• Problem to work on: Reproduce the records that follow in full, excluding any picture they contain.

• Records supplied:
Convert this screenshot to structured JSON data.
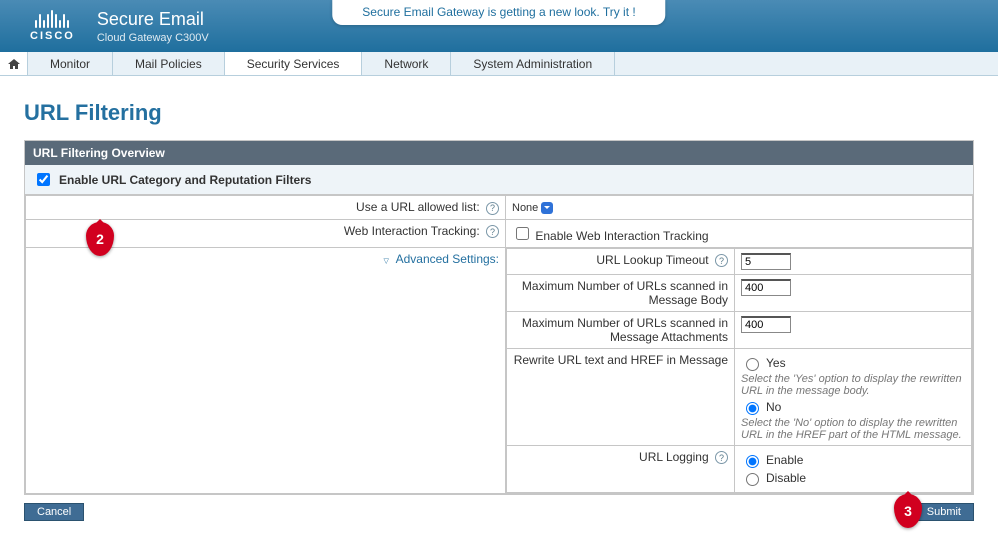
{
  "header": {
    "brand_word": "CISCO",
    "product": "Secure Email",
    "subproduct": "Cloud Gateway C300V",
    "promo": "Secure Email Gateway is getting a new look. Try it !"
  },
  "nav": {
    "items": [
      "Monitor",
      "Mail Policies",
      "Security Services",
      "Network",
      "System Administration"
    ],
    "active_index": 2
  },
  "page": {
    "title": "URL Filtering",
    "panel_title": "URL Filtering Overview",
    "enable_label": "Enable URL Category and Reputation Filters",
    "enable_checked": true,
    "rows": {
      "allowed_list_label": "Use a URL allowed list:",
      "allowed_list_value": "None",
      "web_track_label": "Web Interaction Tracking:",
      "web_track_cb_label": "Enable Web Interaction Tracking",
      "advanced_label": "Advanced Settings:"
    },
    "advanced": {
      "lookup_timeout_label": "URL Lookup Timeout",
      "lookup_timeout_value": "5",
      "max_body_label": "Maximum Number of URLs scanned in Message Body",
      "max_body_value": "400",
      "max_attach_label": "Maximum Number of URLs scanned in Message Attachments",
      "max_attach_value": "400",
      "rewrite_label": "Rewrite URL text and HREF in Message",
      "rewrite_yes": "Yes",
      "rewrite_yes_hint": "Select the 'Yes' option to display the rewritten URL in the message body.",
      "rewrite_no": "No",
      "rewrite_no_hint": "Select the 'No' option to display the rewritten URL in the HREF part of the HTML message.",
      "logging_label": "URL Logging",
      "logging_enable": "Enable",
      "logging_disable": "Disable"
    },
    "buttons": {
      "cancel": "Cancel",
      "submit": "Submit"
    },
    "callouts": {
      "c2": "2",
      "c3": "3"
    }
  }
}
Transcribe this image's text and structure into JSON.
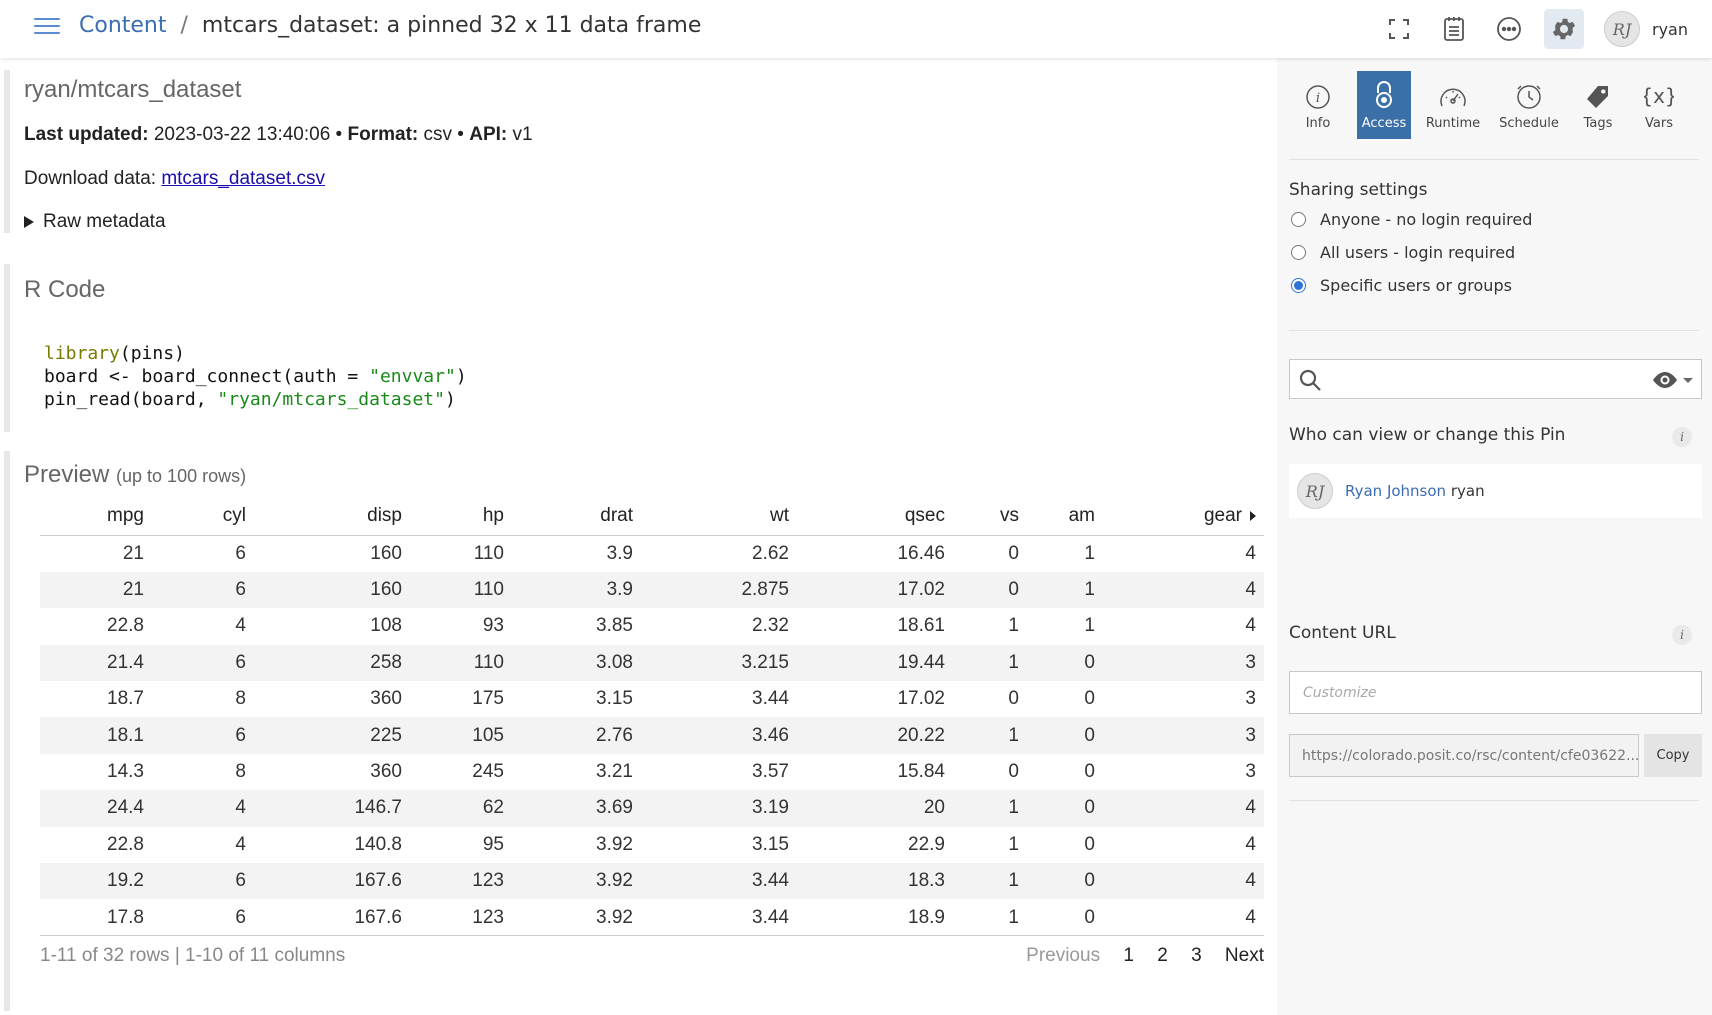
{
  "header": {
    "breadcrumb_root": "Content",
    "breadcrumb_sep": "/",
    "title": "mtcars_dataset: a pinned 32 x 11 data frame",
    "user_initials": "RJ",
    "user_name": "ryan"
  },
  "pin": {
    "name": "ryan/mtcars_dataset",
    "last_updated_label": "Last updated:",
    "last_updated": "2023-03-22 13:40:06",
    "format_label": "Format:",
    "format": "csv",
    "api_label": "API:",
    "api": "v1",
    "download_label": "Download data:",
    "download_link": "mtcars_dataset.csv",
    "raw_metadata": "Raw metadata"
  },
  "rcode": {
    "title": "R Code",
    "line1_fn": "library",
    "line1_rest": "(pins)",
    "line2": "board <- board_connect(auth = ",
    "line2_str": "\"envvar\"",
    "line2_end": ")",
    "line3": "pin_read(board, ",
    "line3_str": "\"ryan/mtcars_dataset\"",
    "line3_end": ")"
  },
  "preview": {
    "title": "Preview",
    "subtitle": "(up to 100 rows)",
    "columns": [
      "mpg",
      "cyl",
      "disp",
      "hp",
      "drat",
      "wt",
      "qsec",
      "vs",
      "am",
      "gear"
    ],
    "rows": [
      [
        "21",
        "6",
        "160",
        "110",
        "3.9",
        "2.62",
        "16.46",
        "0",
        "1",
        "4"
      ],
      [
        "21",
        "6",
        "160",
        "110",
        "3.9",
        "2.875",
        "17.02",
        "0",
        "1",
        "4"
      ],
      [
        "22.8",
        "4",
        "108",
        "93",
        "3.85",
        "2.32",
        "18.61",
        "1",
        "1",
        "4"
      ],
      [
        "21.4",
        "6",
        "258",
        "110",
        "3.08",
        "3.215",
        "19.44",
        "1",
        "0",
        "3"
      ],
      [
        "18.7",
        "8",
        "360",
        "175",
        "3.15",
        "3.44",
        "17.02",
        "0",
        "0",
        "3"
      ],
      [
        "18.1",
        "6",
        "225",
        "105",
        "2.76",
        "3.46",
        "20.22",
        "1",
        "0",
        "3"
      ],
      [
        "14.3",
        "8",
        "360",
        "245",
        "3.21",
        "3.57",
        "15.84",
        "0",
        "0",
        "3"
      ],
      [
        "24.4",
        "4",
        "146.7",
        "62",
        "3.69",
        "3.19",
        "20",
        "1",
        "0",
        "4"
      ],
      [
        "22.8",
        "4",
        "140.8",
        "95",
        "3.92",
        "3.15",
        "22.9",
        "1",
        "0",
        "4"
      ],
      [
        "19.2",
        "6",
        "167.6",
        "123",
        "3.92",
        "3.44",
        "18.3",
        "1",
        "0",
        "4"
      ],
      [
        "17.8",
        "6",
        "167.6",
        "123",
        "3.92",
        "3.44",
        "18.9",
        "1",
        "0",
        "4"
      ]
    ],
    "rows_info": "1-11 of 32 rows | 1-10 of 11 columns",
    "pager": {
      "previous": "Previous",
      "p1": "1",
      "p2": "2",
      "p3": "3",
      "next": "Next"
    }
  },
  "panel": {
    "tabs": [
      {
        "label": "Info",
        "icon": "info-icon"
      },
      {
        "label": "Access",
        "icon": "lock-icon"
      },
      {
        "label": "Runtime",
        "icon": "speedometer-icon"
      },
      {
        "label": "Schedule",
        "icon": "clock-icon"
      },
      {
        "label": "Tags",
        "icon": "tag-icon"
      },
      {
        "label": "Vars",
        "icon": "variable-icon"
      }
    ],
    "active_tab": "Access",
    "sharing_title": "Sharing settings",
    "sharing_options": [
      "Anyone - no login required",
      "All users - login required",
      "Specific users or groups"
    ],
    "sharing_selected": "Specific users or groups",
    "who_title": "Who can view or change this Pin",
    "info_glyph": "i",
    "owner_initials": "RJ",
    "owner_name": "Ryan Johnson",
    "owner_username": "ryan",
    "content_url_title": "Content URL",
    "customize_placeholder": "Customize",
    "url": "https://colorado.posit.co/rsc/content/cfe03622...",
    "copy_label": "Copy"
  },
  "colors": {
    "accent": "#3a6fa8",
    "link": "#3b6db3",
    "radio": "#2f73d9"
  }
}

• Response:
Convert this screenshot to structured JSON data.
{
  "header": {
    "brand_word": "CISCO",
    "product": "Secure Email",
    "subproduct": "Cloud Gateway C300V",
    "promo": "Secure Email Gateway is getting a new look. Try it !"
  },
  "nav": {
    "items": [
      "Monitor",
      "Mail Policies",
      "Security Services",
      "Network",
      "System Administration"
    ],
    "active_index": 2
  },
  "page": {
    "title": "URL Filtering",
    "panel_title": "URL Filtering Overview",
    "enable_label": "Enable URL Category and Reputation Filters",
    "enable_checked": true,
    "rows": {
      "allowed_list_label": "Use a URL allowed list:",
      "allowed_list_value": "None",
      "web_track_label": "Web Interaction Tracking:",
      "web_track_cb_label": "Enable Web Interaction Tracking",
      "advanced_label": "Advanced Settings:"
    },
    "advanced": {
      "lookup_timeout_label": "URL Lookup Timeout",
      "lookup_timeout_value": "5",
      "max_body_label": "Maximum Number of URLs scanned in Message Body",
      "max_body_value": "400",
      "max_attach_label": "Maximum Number of URLs scanned in Message Attachments",
      "max_attach_value": "400",
      "rewrite_label": "Rewrite URL text and HREF in Message",
      "rewrite_yes": "Yes",
      "rewrite_yes_hint": "Select the 'Yes' option to display the rewritten URL in the message body.",
      "rewrite_no": "No",
      "rewrite_no_hint": "Select the 'No' option to display the rewritten URL in the HREF part of the HTML message.",
      "logging_label": "URL Logging",
      "logging_enable": "Enable",
      "logging_disable": "Disable"
    },
    "buttons": {
      "cancel": "Cancel",
      "submit": "Submit"
    },
    "callouts": {
      "c2": "2",
      "c3": "3"
    }
  }
}
Transcribe this image's text and structure into JSON.
{
  "header": {
    "breadcrumb_root": "Content",
    "breadcrumb_sep": "/",
    "title": "mtcars_dataset: a pinned 32 x 11 data frame",
    "user_initials": "RJ",
    "user_name": "ryan"
  },
  "pin": {
    "name": "ryan/mtcars_dataset",
    "last_updated_label": "Last updated:",
    "last_updated": "2023-03-22 13:40:06",
    "format_label": "Format:",
    "format": "csv",
    "api_label": "API:",
    "api": "v1",
    "download_label": "Download data:",
    "download_link": "mtcars_dataset.csv",
    "raw_metadata": "Raw metadata"
  },
  "rcode": {
    "title": "R Code",
    "line1_fn": "library",
    "line1_rest": "(pins)",
    "line2": "board <- board_connect(auth = ",
    "line2_str": "\"envvar\"",
    "line2_end": ")",
    "line3": "pin_read(board, ",
    "line3_str": "\"ryan/mtcars_dataset\"",
    "line3_end": ")"
  },
  "preview": {
    "title": "Preview",
    "subtitle": "(up to 100 rows)",
    "columns": [
      "mpg",
      "cyl",
      "disp",
      "hp",
      "drat",
      "wt",
      "qsec",
      "vs",
      "am",
      "gear"
    ],
    "rows": [
      [
        "21",
        "6",
        "160",
        "110",
        "3.9",
        "2.62",
        "16.46",
        "0",
        "1",
        "4"
      ],
      [
        "21",
        "6",
        "160",
        "110",
        "3.9",
        "2.875",
        "17.02",
        "0",
        "1",
        "4"
      ],
      [
        "22.8",
        "4",
        "108",
        "93",
        "3.85",
        "2.32",
        "18.61",
        "1",
        "1",
        "4"
      ],
      [
        "21.4",
        "6",
        "258",
        "110",
        "3.08",
        "3.215",
        "19.44",
        "1",
        "0",
        "3"
      ],
      [
        "18.7",
        "8",
        "360",
        "175",
        "3.15",
        "3.44",
        "17.02",
        "0",
        "0",
        "3"
      ],
      [
        "18.1",
        "6",
        "225",
        "105",
        "2.76",
        "3.46",
        "20.22",
        "1",
        "0",
        "3"
      ],
      [
        "14.3",
        "8",
        "360",
        "245",
        "3.21",
        "3.57",
        "15.84",
        "0",
        "0",
        "3"
      ],
      [
        "24.4",
        "4",
        "146.7",
        "62",
        "3.69",
        "3.19",
        "20",
        "1",
        "0",
        "4"
      ],
      [
        "22.8",
        "4",
        "140.8",
        "95",
        "3.92",
        "3.15",
        "22.9",
        "1",
        "0",
        "4"
      ],
      [
        "19.2",
        "6",
        "167.6",
        "123",
        "3.92",
        "3.44",
        "18.3",
        "1",
        "0",
        "4"
      ],
      [
        "17.8",
        "6",
        "167.6",
        "123",
        "3.92",
        "3.44",
        "18.9",
        "1",
        "0",
        "4"
      ]
    ],
    "rows_info": "1-11 of 32 rows | 1-10 of 11 columns",
    "pager": {
      "previous": "Previous",
      "p1": "1",
      "p2": "2",
      "p3": "3",
      "next": "Next"
    }
  },
  "panel": {
    "tabs": [
      {
        "label": "Info",
        "icon": "info-icon"
      },
      {
        "label": "Access",
        "icon": "lock-icon"
      },
      {
        "label": "Runtime",
        "icon": "speedometer-icon"
      },
      {
        "label": "Schedule",
        "icon": "clock-icon"
      },
      {
        "label": "Tags",
        "icon": "tag-icon"
      },
      {
        "label": "Vars",
        "icon": "variable-icon"
      }
    ],
    "active_tab": "Access",
    "sharing_title": "Sharing settings",
    "sharing_options": [
      "Anyone - no login required",
      "All users - login required",
      "Specific users or groups"
    ],
    "sharing_selected": "Specific users or groups",
    "who_title": "Who can view or change this Pin",
    "info_glyph": "i",
    "owner_initials": "RJ",
    "owner_name": "Ryan Johnson",
    "owner_username": "ryan",
    "content_url_title": "Content URL",
    "customize_placeholder": "Customize",
    "url": "https://colorado.posit.co/rsc/content/cfe03622...",
    "copy_label": "Copy"
  },
  "colors": {
    "accent": "#3a6fa8",
    "link": "#3b6db3",
    "radio": "#2f73d9"
  }
}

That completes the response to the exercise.